— start of DATA EXTRACT —

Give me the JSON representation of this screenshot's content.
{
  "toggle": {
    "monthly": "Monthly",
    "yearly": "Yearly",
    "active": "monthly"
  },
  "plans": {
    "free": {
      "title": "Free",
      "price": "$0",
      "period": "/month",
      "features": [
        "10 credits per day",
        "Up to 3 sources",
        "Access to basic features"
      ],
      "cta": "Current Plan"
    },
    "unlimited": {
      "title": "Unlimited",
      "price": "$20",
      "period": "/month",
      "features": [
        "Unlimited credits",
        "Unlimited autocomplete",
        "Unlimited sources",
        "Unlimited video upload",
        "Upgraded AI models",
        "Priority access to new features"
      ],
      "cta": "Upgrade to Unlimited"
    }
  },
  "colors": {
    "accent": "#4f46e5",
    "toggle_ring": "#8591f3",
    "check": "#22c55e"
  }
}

— end of DATA EXTRACT —

Print all of the entries again, exactly as written.

_FINAL ANSWER_:
Give me the JSON representation of this screenshot's content.
{
  "toggle": {
    "monthly": "Monthly",
    "yearly": "Yearly",
    "active": "monthly"
  },
  "plans": {
    "free": {
      "title": "Free",
      "price": "$0",
      "period": "/month",
      "features": [
        "10 credits per day",
        "Up to 3 sources",
        "Access to basic features"
      ],
      "cta": "Current Plan"
    },
    "unlimited": {
      "title": "Unlimited",
      "price": "$20",
      "period": "/month",
      "features": [
        "Unlimited credits",
        "Unlimited autocomplete",
        "Unlimited sources",
        "Unlimited video upload",
        "Upgraded AI models",
        "Priority access to new features"
      ],
      "cta": "Upgrade to Unlimited"
    }
  },
  "colors": {
    "accent": "#4f46e5",
    "toggle_ring": "#8591f3",
    "check": "#22c55e"
  }
}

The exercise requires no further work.